- What the exercise asks -
Output the full listing word for word.

»»

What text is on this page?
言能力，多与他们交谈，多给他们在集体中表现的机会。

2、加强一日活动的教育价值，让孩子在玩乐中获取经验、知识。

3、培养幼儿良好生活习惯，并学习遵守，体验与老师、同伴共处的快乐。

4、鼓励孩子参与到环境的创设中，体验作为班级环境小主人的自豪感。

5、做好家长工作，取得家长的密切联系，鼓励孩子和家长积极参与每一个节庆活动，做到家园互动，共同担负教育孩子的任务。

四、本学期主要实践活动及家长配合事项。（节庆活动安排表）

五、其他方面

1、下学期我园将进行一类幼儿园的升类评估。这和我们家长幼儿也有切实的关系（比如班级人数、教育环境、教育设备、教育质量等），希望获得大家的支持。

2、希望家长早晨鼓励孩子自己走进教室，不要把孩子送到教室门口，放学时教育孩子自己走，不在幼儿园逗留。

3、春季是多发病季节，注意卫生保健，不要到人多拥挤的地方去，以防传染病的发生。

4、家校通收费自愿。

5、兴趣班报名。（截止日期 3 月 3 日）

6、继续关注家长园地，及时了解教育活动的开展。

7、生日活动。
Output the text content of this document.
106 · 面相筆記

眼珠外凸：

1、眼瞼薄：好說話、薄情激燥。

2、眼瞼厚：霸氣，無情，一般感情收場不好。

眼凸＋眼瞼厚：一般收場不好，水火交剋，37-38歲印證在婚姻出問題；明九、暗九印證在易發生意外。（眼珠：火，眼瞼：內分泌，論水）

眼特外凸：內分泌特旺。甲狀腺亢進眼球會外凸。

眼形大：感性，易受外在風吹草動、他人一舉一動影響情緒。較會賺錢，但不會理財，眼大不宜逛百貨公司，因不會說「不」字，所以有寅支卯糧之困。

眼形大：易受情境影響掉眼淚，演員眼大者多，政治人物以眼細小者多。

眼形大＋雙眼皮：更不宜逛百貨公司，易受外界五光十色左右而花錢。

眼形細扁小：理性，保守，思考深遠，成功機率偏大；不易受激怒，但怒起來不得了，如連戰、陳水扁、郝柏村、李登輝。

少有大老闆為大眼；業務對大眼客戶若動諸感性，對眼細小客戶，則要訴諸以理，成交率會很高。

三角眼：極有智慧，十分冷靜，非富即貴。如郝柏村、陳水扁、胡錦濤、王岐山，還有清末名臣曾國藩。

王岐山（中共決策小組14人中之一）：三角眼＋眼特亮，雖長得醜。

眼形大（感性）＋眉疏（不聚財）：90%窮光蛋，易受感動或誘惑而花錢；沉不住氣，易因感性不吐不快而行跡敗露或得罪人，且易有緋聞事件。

««

- Exercise answer -
What text is on this page?
言能力，多与他们交谈，多给他们在集体中表现的机会。

2、加强一日活动的教育价值，让孩子在玩乐中获取经验、知识。

3、培养幼儿良好生活习惯，并学习遵守，体验与老师、同伴共处的快乐。

4、鼓励孩子参与到环境的创设中，体验作为班级环境小主人的自豪感。

5、做好家长工作，取得家长的密切联系，鼓励孩子和家长积极参与每一个节庆活动，做到家园互动，共同担负教育孩子的任务。

四、本学期主要实践活动及家长配合事项。（节庆活动安排表）

五、其他方面

1、下学期我园将进行一类幼儿园的升类评估。这和我们家长幼儿也有切实的关系（比如班级人数、教育环境、教育设备、教育质量等），希望获得大家的支持。

2、希望家长早晨鼓励孩子自己走进教室，不要把孩子送到教室门口，放学时教育孩子自己走，不在幼儿园逗留。

3、春季是多发病季节，注意卫生保健，不要到人多拥挤的地方去，以防传染病的发生。

4、家校通收费自愿。

5、兴趣班报名。（截止日期 3 月 3 日）

6、继续关注家长园地，及时了解教育活动的开展。

7、生日活动。
Output the text content of this document.
106 · 面相筆記

眼珠外凸：

1、眼瞼薄：好說話、薄情激燥。

2、眼瞼厚：霸氣，無情，一般感情收場不好。

眼凸＋眼瞼厚：一般收場不好，水火交剋，37-38歲印證在婚姻出問題；明九、暗九印證在易發生意外。（眼珠：火，眼瞼：內分泌，論水）

眼特外凸：內分泌特旺。甲狀腺亢進眼球會外凸。

眼形大：感性，易受外在風吹草動、他人一舉一動影響情緒。較會賺錢，但不會理財，眼大不宜逛百貨公司，因不會說「不」字，所以有寅支卯糧之困。

眼形大：易受情境影響掉眼淚，演員眼大者多，政治人物以眼細小者多。

眼形大＋雙眼皮：更不宜逛百貨公司，易受外界五光十色左右而花錢。

眼形細扁小：理性，保守，思考深遠，成功機率偏大；不易受激怒，但怒起來不得了，如連戰、陳水扁、郝柏村、李登輝。

少有大老闆為大眼；業務對大眼客戶若動諸感性，對眼細小客戶，則要訴諸以理，成交率會很高。

三角眼：極有智慧，十分冷靜，非富即貴。如郝柏村、陳水扁、胡錦濤、王岐山，還有清末名臣曾國藩。

王岐山（中共決策小組14人中之一）：三角眼＋眼特亮，雖長得醜。

眼形大（感性）＋眉疏（不聚財）：90%窮光蛋，易受感動或誘惑而花錢；沉不住氣，易因感性不吐不快而行跡敗露或得罪人，且易有緋聞事件。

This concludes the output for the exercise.